• [Supplied information]:
"""

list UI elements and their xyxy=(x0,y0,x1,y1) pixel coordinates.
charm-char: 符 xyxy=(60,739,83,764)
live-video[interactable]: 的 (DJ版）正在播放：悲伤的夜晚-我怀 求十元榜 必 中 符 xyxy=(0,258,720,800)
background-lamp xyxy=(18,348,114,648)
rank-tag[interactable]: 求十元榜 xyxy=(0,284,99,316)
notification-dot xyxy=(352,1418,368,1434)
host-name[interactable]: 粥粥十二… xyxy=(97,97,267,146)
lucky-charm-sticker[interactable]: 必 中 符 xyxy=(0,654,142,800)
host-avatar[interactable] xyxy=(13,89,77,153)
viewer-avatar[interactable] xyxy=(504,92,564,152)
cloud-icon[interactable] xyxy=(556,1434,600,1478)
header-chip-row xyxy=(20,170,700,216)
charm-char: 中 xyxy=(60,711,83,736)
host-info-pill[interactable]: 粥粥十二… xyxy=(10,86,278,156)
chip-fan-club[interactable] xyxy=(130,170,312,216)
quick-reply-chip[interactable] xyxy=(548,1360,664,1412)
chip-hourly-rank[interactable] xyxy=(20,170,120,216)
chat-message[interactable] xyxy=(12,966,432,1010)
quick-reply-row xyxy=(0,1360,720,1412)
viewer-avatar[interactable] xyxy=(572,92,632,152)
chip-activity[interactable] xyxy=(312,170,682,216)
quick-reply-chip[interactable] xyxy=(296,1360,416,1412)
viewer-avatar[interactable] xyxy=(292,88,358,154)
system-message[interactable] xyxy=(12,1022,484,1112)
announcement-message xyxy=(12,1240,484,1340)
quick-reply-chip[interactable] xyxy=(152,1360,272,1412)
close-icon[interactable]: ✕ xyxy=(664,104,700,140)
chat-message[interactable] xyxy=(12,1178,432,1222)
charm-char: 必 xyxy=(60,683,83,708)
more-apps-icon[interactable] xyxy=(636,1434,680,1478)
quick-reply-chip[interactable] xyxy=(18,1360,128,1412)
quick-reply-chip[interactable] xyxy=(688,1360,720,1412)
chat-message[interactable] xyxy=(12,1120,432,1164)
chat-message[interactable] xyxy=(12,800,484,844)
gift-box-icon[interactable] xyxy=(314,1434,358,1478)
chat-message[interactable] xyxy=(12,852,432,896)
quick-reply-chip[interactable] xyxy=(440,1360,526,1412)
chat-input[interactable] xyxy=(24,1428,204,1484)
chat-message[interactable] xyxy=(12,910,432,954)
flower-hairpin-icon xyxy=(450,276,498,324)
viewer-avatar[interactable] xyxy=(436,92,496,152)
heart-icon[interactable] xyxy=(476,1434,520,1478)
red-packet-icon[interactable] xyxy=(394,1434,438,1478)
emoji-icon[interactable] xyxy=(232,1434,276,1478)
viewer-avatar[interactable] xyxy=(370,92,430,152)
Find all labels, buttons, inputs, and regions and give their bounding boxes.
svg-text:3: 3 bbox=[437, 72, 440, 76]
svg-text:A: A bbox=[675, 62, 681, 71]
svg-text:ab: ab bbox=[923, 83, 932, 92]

"""

• [Task goal]:
Convert every line of the records into a Markdown table with two columns, No. and Entry, where No. numbers the rows and Entry holds each line; leave out any blank lines.

• [Problem solution]:
| No. | Entry |
|---|---|
| 1 | list UI elements and their xyxy=(x0,y0,x1,y1) pixel coordinates. |
| 2 | charm-char: 符 xyxy=(60,739,83,764) |
| 3 | live-video[interactable]: 的 (DJ版）正在播放：悲伤的夜晚-我怀 求十元榜 必 中 符 xyxy=(0,258,720,800) |
| 4 | background-lamp xyxy=(18,348,114,648) |
| 5 | rank-tag[interactable]: 求十元榜 xyxy=(0,284,99,316) |
| 6 | notification-dot xyxy=(352,1418,368,1434) |
| 7 | host-name[interactable]: 粥粥十二… xyxy=(97,97,267,146) |
| 8 | lucky-charm-sticker[interactable]: 必 中 符 xyxy=(0,654,142,800) |
| 9 | host-avatar[interactable] xyxy=(13,89,77,153) |
| 10 | viewer-avatar[interactable] xyxy=(504,92,564,152) |
| 11 | cloud-icon[interactable] xyxy=(556,1434,600,1478) |
| 12 | header-chip-row xyxy=(20,170,700,216) |
| 13 | charm-char: 中 xyxy=(60,711,83,736) |
| 14 | host-info-pill[interactable]: 粥粥十二… xyxy=(10,86,278,156) |
| 15 | chip-fan-club[interactable] xyxy=(130,170,312,216) |
| 16 | quick-reply-chip[interactable] xyxy=(548,1360,664,1412) |
| 17 | chip-hourly-rank[interactable] xyxy=(20,170,120,216) |
| 18 | chat-message[interactable] xyxy=(12,966,432,1010) |
| 19 | quick-reply-row xyxy=(0,1360,720,1412) |
| 20 | viewer-avatar[interactable] xyxy=(572,92,632,152) |
| 21 | chip-activity[interactable] xyxy=(312,170,682,216) |
| 22 | quick-reply-chip[interactable] xyxy=(296,1360,416,1412) |
| 23 | viewer-avatar[interactable] xyxy=(292,88,358,154) |
| 24 | system-message[interactable] xyxy=(12,1022,484,1112) |
| 25 | announcement-message xyxy=(12,1240,484,1340) |
| 26 | quick-reply-chip[interactable] xyxy=(152,1360,272,1412) |
| 27 | close-icon[interactable]: ✕ xyxy=(664,104,700,140) |
| 28 | chat-message[interactable] xyxy=(12,1178,432,1222) |
| 29 | charm-char: 必 xyxy=(60,683,83,708) |
| 30 | more-apps-icon[interactable] xyxy=(636,1434,680,1478) |
| 31 | quick-reply-chip[interactable] xyxy=(18,1360,128,1412) |
| 32 | quick-reply-chip[interactable] xyxy=(688,1360,720,1412) |
| 33 | chat-message[interactable] xyxy=(12,1120,432,1164) |
| 34 | chat-message[interactable] xyxy=(12,800,484,844) |
| 35 | gift-box-icon[interactable] xyxy=(314,1434,358,1478) |
| 36 | chat-message[interactable] xyxy=(12,852,432,896) |
| 37 | quick-reply-chip[interactable] xyxy=(440,1360,526,1412) |
| 38 | chat-input[interactable] xyxy=(24,1428,204,1484) |
| 39 | chat-message[interactable] xyxy=(12,910,432,954) |
| 40 | flower-hairpin-icon xyxy=(450,276,498,324) |
| 41 | viewer-avatar[interactable] xyxy=(436,92,496,152) |
| 42 | heart-icon[interactable] xyxy=(476,1434,520,1478) |
| 43 | red-packet-icon[interactable] xyxy=(394,1434,438,1478) |
| 44 | emoji-icon[interactable] xyxy=(232,1434,276,1478) |
| 45 | viewer-avatar[interactable] xyxy=(370,92,430,152) |
| 46 | Find all labels, buttons, inputs, and regions and give their bounding boxes. |
| 47 | svg-text:3: 3 bbox=[437, 72, 440, 76] |
| 48 | svg-text:A: A bbox=[675, 62, 681, 71] |
| 49 | svg-text:ab: ab bbox=[923, 83, 932, 92] |